**REQUIREMENT**. Wherever the word "source" turns up in a line of the entries, copy that line.

**TASK MATERIAL**.
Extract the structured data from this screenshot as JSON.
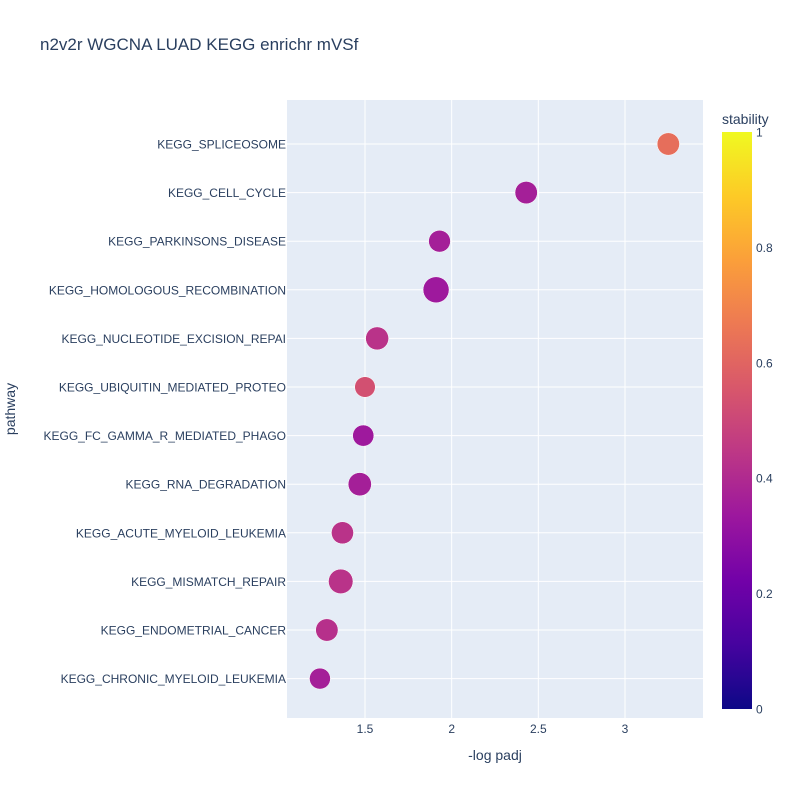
{
  "chart_data": {
    "type": "scatter",
    "title": "n2v2r WGCNA LUAD KEGG enrichr mVSf",
    "xlabel": "-log padj",
    "ylabel": "pathway",
    "xlim": [
      1.05,
      3.45
    ],
    "x_ticks": [
      1.5,
      2,
      2.5,
      3
    ],
    "x_tick_labels": [
      "1.5",
      "2",
      "2.5",
      "3"
    ],
    "grid": true,
    "colorbar": {
      "title": "stability",
      "range": [
        0,
        1
      ],
      "ticks": [
        0,
        0.2,
        0.4,
        0.6,
        0.8,
        1
      ],
      "tick_labels": [
        "0",
        "0.2",
        "0.4",
        "0.6",
        "0.8",
        "1"
      ],
      "colorscale": [
        "#0d0887",
        "#46039f",
        "#7201a8",
        "#9c179e",
        "#bd3786",
        "#d8576b",
        "#ed7953",
        "#fb9f3a",
        "#fdca26",
        "#f0f921"
      ]
    },
    "points": [
      {
        "pathway": "KEGG_SPLICEOSOME",
        "x": 3.25,
        "stability": 0.63,
        "size": 0.7
      },
      {
        "pathway": "KEGG_CELL_CYCLE",
        "x": 2.43,
        "stability": 0.36,
        "size": 0.7
      },
      {
        "pathway": "KEGG_PARKINSONS_DISEASE",
        "x": 1.93,
        "stability": 0.36,
        "size": 0.65
      },
      {
        "pathway": "KEGG_HOMOLOGOUS_RECOMBINATION",
        "x": 1.91,
        "stability": 0.34,
        "size": 1.0
      },
      {
        "pathway": "KEGG_NUCLEOTIDE_EXCISION_REPAI",
        "x": 1.57,
        "stability": 0.43,
        "size": 0.75
      },
      {
        "pathway": "KEGG_UBIQUITIN_MEDIATED_PROTEO",
        "x": 1.5,
        "stability": 0.53,
        "size": 0.55
      },
      {
        "pathway": "KEGG_FC_GAMMA_R_MEDIATED_PHAGO",
        "x": 1.49,
        "stability": 0.34,
        "size": 0.6
      },
      {
        "pathway": "KEGG_RNA_DEGRADATION",
        "x": 1.47,
        "stability": 0.36,
        "size": 0.77
      },
      {
        "pathway": "KEGG_ACUTE_MYELOID_LEUKEMIA",
        "x": 1.37,
        "stability": 0.43,
        "size": 0.68
      },
      {
        "pathway": "KEGG_MISMATCH_REPAIR",
        "x": 1.36,
        "stability": 0.43,
        "size": 0.88
      },
      {
        "pathway": "KEGG_ENDOMETRIAL_CANCER",
        "x": 1.28,
        "stability": 0.42,
        "size": 0.7
      },
      {
        "pathway": "KEGG_CHRONIC_MYELOID_LEUKEMIA",
        "x": 1.24,
        "stability": 0.36,
        "size": 0.58
      }
    ]
  }
}
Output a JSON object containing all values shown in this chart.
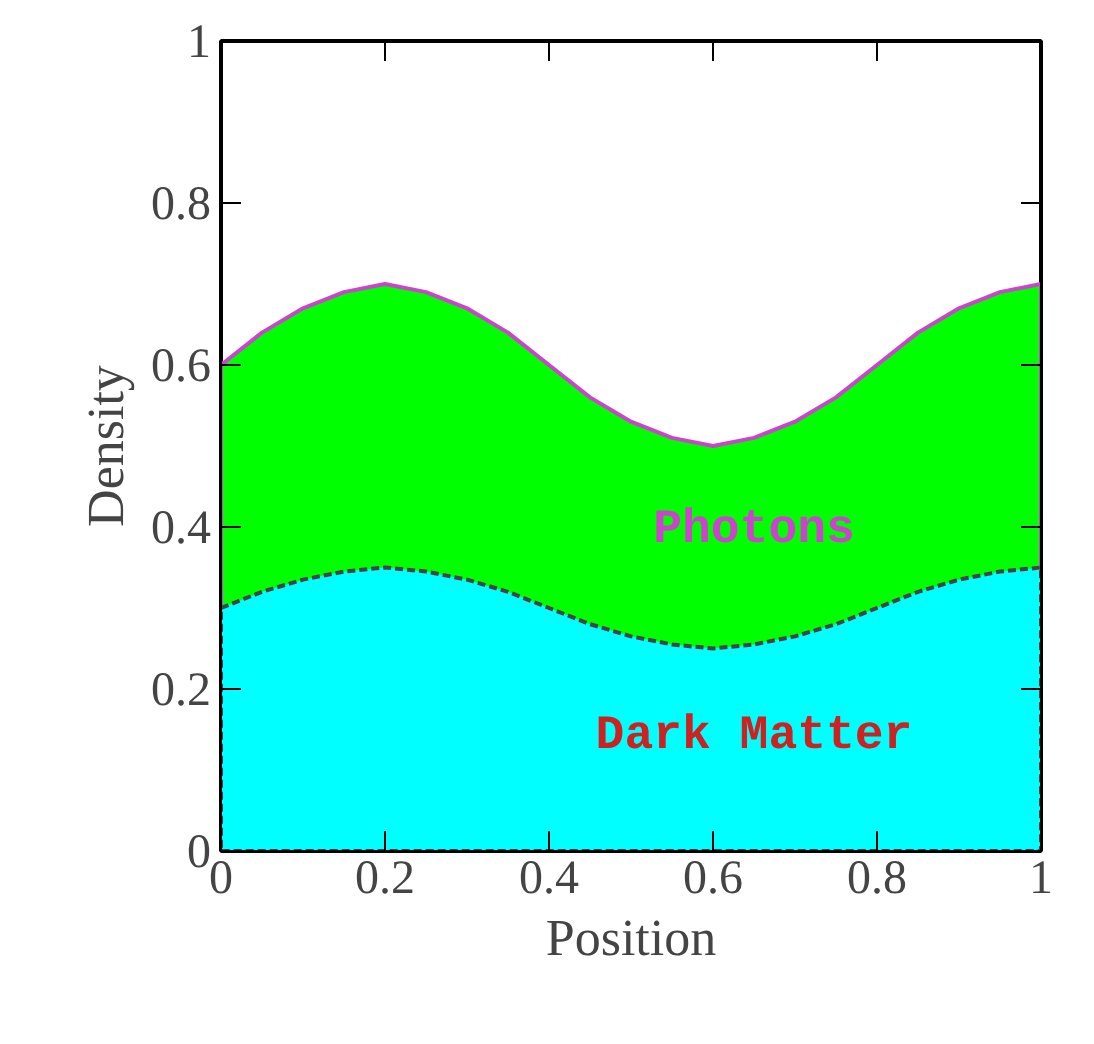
{
  "chart_data": {
    "type": "area",
    "xlabel": "Position",
    "ylabel": "Density",
    "x": [
      0,
      0.05,
      0.1,
      0.15,
      0.2,
      0.25,
      0.3,
      0.35,
      0.4,
      0.45,
      0.5,
      0.55,
      0.6,
      0.65,
      0.7,
      0.75,
      0.8,
      0.85,
      0.9,
      0.95,
      1
    ],
    "series": [
      {
        "name": "Dark Matter",
        "color": "#00ffff",
        "values": [
          0.3,
          0.32,
          0.335,
          0.345,
          0.35,
          0.345,
          0.335,
          0.32,
          0.3,
          0.28,
          0.265,
          0.255,
          0.25,
          0.255,
          0.265,
          0.28,
          0.3,
          0.32,
          0.335,
          0.345,
          0.35
        ]
      },
      {
        "name": "Photons",
        "color": "#00ff00",
        "values": [
          0.6,
          0.64,
          0.67,
          0.69,
          0.7,
          0.69,
          0.67,
          0.64,
          0.6,
          0.56,
          0.53,
          0.51,
          0.5,
          0.51,
          0.53,
          0.56,
          0.6,
          0.64,
          0.67,
          0.69,
          0.7
        ]
      }
    ],
    "xlim": [
      0,
      1
    ],
    "ylim": [
      0,
      1
    ],
    "xticks": [
      0,
      0.2,
      0.4,
      0.6,
      0.8,
      1
    ],
    "yticks": [
      0,
      0.2,
      0.4,
      0.6,
      0.8,
      1
    ]
  }
}
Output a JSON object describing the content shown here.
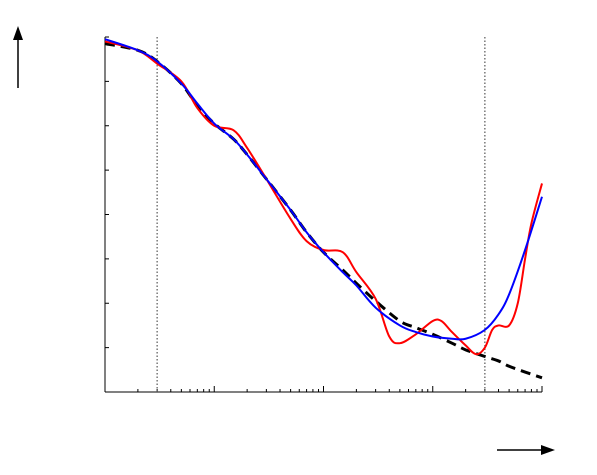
{
  "chart_data": {
    "type": "line",
    "title": "",
    "xlabel": "",
    "ylabel": "",
    "x_scale": "log",
    "xlim": [
      0.1,
      1000
    ],
    "ylim": [
      0,
      8
    ],
    "grid": false,
    "legend": "none",
    "vertical_reference_lines_x": [
      0.3,
      300
    ],
    "series": [
      {
        "color": "#ff0000",
        "style": "solid",
        "x": [
          0.1,
          0.2,
          0.3,
          0.5,
          0.7,
          1,
          1.5,
          2,
          3,
          5,
          7,
          10,
          15,
          20,
          30,
          40,
          50,
          70,
          100,
          120,
          150,
          200,
          250,
          300,
          350,
          400,
          500,
          600,
          700,
          800,
          1000
        ],
        "y": [
          7.9,
          7.7,
          7.4,
          7.0,
          6.4,
          6.0,
          5.9,
          5.5,
          4.8,
          3.9,
          3.4,
          3.2,
          3.15,
          2.7,
          2.1,
          1.25,
          1.1,
          1.3,
          1.6,
          1.6,
          1.35,
          1.05,
          0.85,
          1.0,
          1.4,
          1.5,
          1.5,
          2.0,
          3.0,
          3.8,
          4.7
        ]
      },
      {
        "color": "#0000ff",
        "style": "solid",
        "x": [
          0.1,
          0.2,
          0.3,
          0.5,
          0.7,
          1,
          1.5,
          2,
          3,
          5,
          7,
          10,
          15,
          20,
          30,
          50,
          70,
          100,
          150,
          200,
          300,
          400,
          500,
          700,
          1000
        ],
        "y": [
          7.95,
          7.7,
          7.45,
          6.95,
          6.5,
          6.05,
          5.7,
          5.35,
          4.8,
          4.1,
          3.6,
          3.15,
          2.7,
          2.4,
          1.9,
          1.5,
          1.35,
          1.25,
          1.2,
          1.2,
          1.4,
          1.75,
          2.2,
          3.2,
          4.4
        ]
      },
      {
        "color": "#000000",
        "style": "dashed",
        "x": [
          0.1,
          0.2,
          0.3,
          0.5,
          0.7,
          1,
          1.5,
          2,
          3,
          5,
          7,
          10,
          15,
          20,
          30,
          50,
          70,
          100,
          150,
          200,
          300,
          400,
          500,
          700,
          1000
        ],
        "y": [
          7.85,
          7.7,
          7.45,
          6.95,
          6.45,
          6.05,
          5.7,
          5.35,
          4.8,
          4.1,
          3.6,
          3.15,
          2.75,
          2.45,
          2.05,
          1.6,
          1.45,
          1.3,
          1.1,
          0.95,
          0.8,
          0.7,
          0.58,
          0.45,
          0.32
        ]
      }
    ]
  }
}
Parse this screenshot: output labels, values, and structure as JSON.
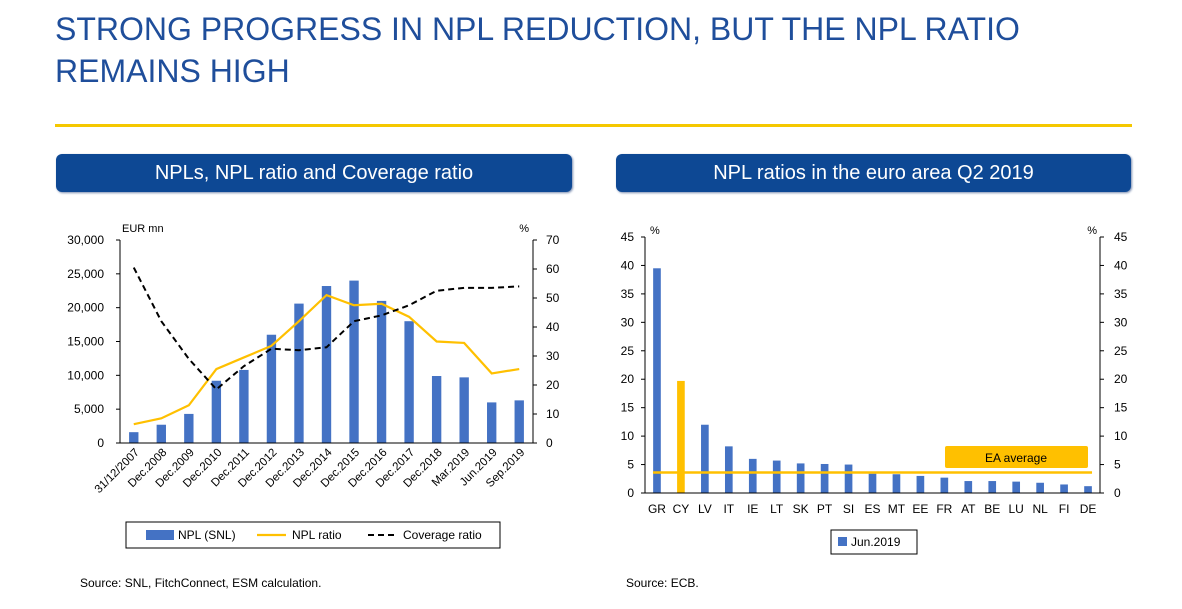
{
  "title": "STRONG PROGRESS IN NPL REDUCTION, BUT THE NPL RATIO REMAINS HIGH",
  "left_panel": {
    "heading": "NPLs, NPL ratio and Coverage ratio",
    "source": "Source: SNL, FitchConnect, ESM calculation."
  },
  "right_panel": {
    "heading": "NPL ratios in the euro area Q2 2019",
    "source": "Source: ECB."
  },
  "colors": {
    "title": "#1f4e9b",
    "heading_bg": "#0d4894",
    "rule": "#f5c800",
    "bar": "#4472c4",
    "yellow": "#ffc000",
    "black": "#000000"
  },
  "chart_data": [
    {
      "type": "bar",
      "categories": [
        "31/12/2007",
        "Dec.2008",
        "Dec.2009",
        "Dec.2010",
        "Dec.2011",
        "Dec.2012",
        "Dec.2013",
        "Dec.2014",
        "Dec.2015",
        "Dec.2016",
        "Dec.2017",
        "Dec.2018",
        "Mar.2019",
        "Jun.2019",
        "Sep.2019"
      ],
      "left_unit": "EUR mn",
      "right_unit": "%",
      "left_ylim": [
        0,
        30000
      ],
      "left_ticks": [
        "0",
        "5,000",
        "10,000",
        "15,000",
        "20,000",
        "25,000",
        "30,000"
      ],
      "right_ylim": [
        0,
        70
      ],
      "right_ticks": [
        "0",
        "10",
        "20",
        "30",
        "40",
        "50",
        "60",
        "70"
      ],
      "series": [
        {
          "name": "NPL (SNL)",
          "type": "bar",
          "axis": "left",
          "values": [
            1600,
            2700,
            4300,
            9200,
            10800,
            16000,
            20600,
            23200,
            24000,
            21000,
            18000,
            9900,
            9700,
            6000,
            6300
          ]
        },
        {
          "name": "NPL ratio",
          "type": "line",
          "axis": "right",
          "style": "solid",
          "values": [
            6.5,
            8.5,
            13,
            25.5,
            29.5,
            33.5,
            42,
            51,
            47.5,
            48,
            43.5,
            35,
            34.5,
            24,
            25.5
          ]
        },
        {
          "name": "Coverage ratio",
          "type": "line",
          "axis": "right",
          "style": "dashed",
          "values": [
            60.5,
            42,
            29,
            18.5,
            26.5,
            32.5,
            32,
            33,
            42,
            44,
            47.5,
            52.5,
            53.5,
            53.5,
            54
          ]
        }
      ],
      "legend_position": "bottom"
    },
    {
      "type": "bar",
      "categories": [
        "GR",
        "CY",
        "LV",
        "IT",
        "IE",
        "LT",
        "SK",
        "PT",
        "SI",
        "ES",
        "MT",
        "EE",
        "FR",
        "AT",
        "BE",
        "LU",
        "NL",
        "FI",
        "DE"
      ],
      "left_unit": "%",
      "right_unit": "%",
      "ylim": [
        0,
        45
      ],
      "ticks": [
        "0",
        "5",
        "10",
        "15",
        "20",
        "25",
        "30",
        "35",
        "40",
        "45"
      ],
      "series": [
        {
          "name": "Jun.2019",
          "values": [
            39.5,
            19.7,
            12,
            8.2,
            6,
            5.7,
            5.2,
            5.1,
            5,
            3.4,
            3.3,
            3,
            2.7,
            2.1,
            2.1,
            2,
            1.8,
            1.5,
            1.2
          ]
        }
      ],
      "highlight_category": "CY",
      "ea_average": 3.6,
      "ea_average_label": "EA average",
      "legend_position": "bottom"
    }
  ]
}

**TASK SOLUTION**.
    "source": "Source: SNL, FitchConnect, ESM calculation."
    "source": "Source: ECB."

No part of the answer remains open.